For each line in the data below that holds "content", return a copy.

____ Material to process

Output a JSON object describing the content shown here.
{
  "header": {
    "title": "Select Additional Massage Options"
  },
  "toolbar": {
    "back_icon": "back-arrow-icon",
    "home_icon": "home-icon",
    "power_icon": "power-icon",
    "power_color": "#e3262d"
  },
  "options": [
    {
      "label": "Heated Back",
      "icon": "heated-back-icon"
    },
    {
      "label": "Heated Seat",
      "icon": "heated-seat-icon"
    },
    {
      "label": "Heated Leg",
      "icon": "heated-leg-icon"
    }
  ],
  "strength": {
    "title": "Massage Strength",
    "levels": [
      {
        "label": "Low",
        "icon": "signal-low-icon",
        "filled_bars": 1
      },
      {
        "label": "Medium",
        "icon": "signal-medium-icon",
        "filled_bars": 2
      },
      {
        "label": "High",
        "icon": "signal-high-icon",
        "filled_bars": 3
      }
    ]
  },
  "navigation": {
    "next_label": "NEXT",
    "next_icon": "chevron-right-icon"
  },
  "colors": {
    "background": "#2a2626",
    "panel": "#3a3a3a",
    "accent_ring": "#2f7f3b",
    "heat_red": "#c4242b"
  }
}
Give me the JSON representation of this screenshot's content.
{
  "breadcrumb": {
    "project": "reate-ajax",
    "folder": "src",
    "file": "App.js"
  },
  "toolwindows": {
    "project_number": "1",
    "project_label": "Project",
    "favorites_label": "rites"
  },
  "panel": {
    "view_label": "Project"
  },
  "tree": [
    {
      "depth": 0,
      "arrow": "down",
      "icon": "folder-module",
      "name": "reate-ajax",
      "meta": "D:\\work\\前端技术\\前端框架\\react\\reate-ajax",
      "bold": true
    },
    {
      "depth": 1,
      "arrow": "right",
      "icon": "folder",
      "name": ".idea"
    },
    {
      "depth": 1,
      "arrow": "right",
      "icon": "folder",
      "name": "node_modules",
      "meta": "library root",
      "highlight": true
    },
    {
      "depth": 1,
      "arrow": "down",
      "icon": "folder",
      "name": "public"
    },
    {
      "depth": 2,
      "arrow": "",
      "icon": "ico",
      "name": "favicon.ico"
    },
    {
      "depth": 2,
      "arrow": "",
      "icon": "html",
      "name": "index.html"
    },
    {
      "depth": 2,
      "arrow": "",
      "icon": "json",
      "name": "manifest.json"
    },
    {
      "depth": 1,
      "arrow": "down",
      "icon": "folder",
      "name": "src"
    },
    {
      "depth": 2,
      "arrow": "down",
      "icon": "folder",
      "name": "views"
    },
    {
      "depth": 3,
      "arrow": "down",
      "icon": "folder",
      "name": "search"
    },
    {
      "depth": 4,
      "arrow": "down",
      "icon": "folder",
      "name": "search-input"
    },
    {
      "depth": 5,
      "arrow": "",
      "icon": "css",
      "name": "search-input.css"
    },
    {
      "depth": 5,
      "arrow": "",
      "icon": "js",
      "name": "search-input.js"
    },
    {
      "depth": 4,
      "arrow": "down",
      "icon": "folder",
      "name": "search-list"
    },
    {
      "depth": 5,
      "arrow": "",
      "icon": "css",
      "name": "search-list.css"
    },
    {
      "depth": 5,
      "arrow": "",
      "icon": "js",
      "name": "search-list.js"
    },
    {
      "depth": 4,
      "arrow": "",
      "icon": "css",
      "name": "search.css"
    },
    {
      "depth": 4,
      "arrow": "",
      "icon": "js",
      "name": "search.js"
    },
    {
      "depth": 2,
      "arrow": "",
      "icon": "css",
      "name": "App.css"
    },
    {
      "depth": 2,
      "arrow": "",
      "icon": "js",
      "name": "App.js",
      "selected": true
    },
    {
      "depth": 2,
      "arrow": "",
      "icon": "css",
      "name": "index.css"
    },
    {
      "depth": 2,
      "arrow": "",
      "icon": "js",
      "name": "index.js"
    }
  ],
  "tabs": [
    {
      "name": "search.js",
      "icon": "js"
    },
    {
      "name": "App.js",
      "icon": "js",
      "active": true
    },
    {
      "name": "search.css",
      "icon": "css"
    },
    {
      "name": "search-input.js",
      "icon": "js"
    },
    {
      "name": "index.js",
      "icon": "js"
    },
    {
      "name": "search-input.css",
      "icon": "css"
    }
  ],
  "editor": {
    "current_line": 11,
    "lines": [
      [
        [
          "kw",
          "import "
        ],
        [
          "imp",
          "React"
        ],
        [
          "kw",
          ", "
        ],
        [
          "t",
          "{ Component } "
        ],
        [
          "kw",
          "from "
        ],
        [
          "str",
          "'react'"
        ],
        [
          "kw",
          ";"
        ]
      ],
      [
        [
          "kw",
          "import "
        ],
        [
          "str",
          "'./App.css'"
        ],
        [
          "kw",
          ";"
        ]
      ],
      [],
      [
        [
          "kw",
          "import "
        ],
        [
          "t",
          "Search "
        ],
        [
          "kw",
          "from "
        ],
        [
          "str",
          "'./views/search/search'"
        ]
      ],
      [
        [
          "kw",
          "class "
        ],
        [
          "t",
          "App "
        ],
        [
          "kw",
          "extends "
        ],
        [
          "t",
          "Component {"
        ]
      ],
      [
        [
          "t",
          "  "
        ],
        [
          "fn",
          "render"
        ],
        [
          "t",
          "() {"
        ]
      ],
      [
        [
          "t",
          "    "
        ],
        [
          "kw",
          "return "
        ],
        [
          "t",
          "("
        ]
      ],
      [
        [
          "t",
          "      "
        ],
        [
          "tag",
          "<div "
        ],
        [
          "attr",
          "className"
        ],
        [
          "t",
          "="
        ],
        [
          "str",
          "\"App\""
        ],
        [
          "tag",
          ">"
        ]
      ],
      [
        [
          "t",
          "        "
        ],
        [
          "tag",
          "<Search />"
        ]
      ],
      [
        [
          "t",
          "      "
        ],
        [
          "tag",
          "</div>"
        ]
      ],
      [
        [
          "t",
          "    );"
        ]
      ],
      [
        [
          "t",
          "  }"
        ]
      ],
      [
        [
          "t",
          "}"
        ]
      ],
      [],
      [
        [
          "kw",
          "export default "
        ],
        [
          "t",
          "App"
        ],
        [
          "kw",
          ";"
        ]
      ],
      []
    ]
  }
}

________

* Solution for this exercise:
Output a JSON object describing the content shown here.
Give me the JSON representation of this screenshot's content.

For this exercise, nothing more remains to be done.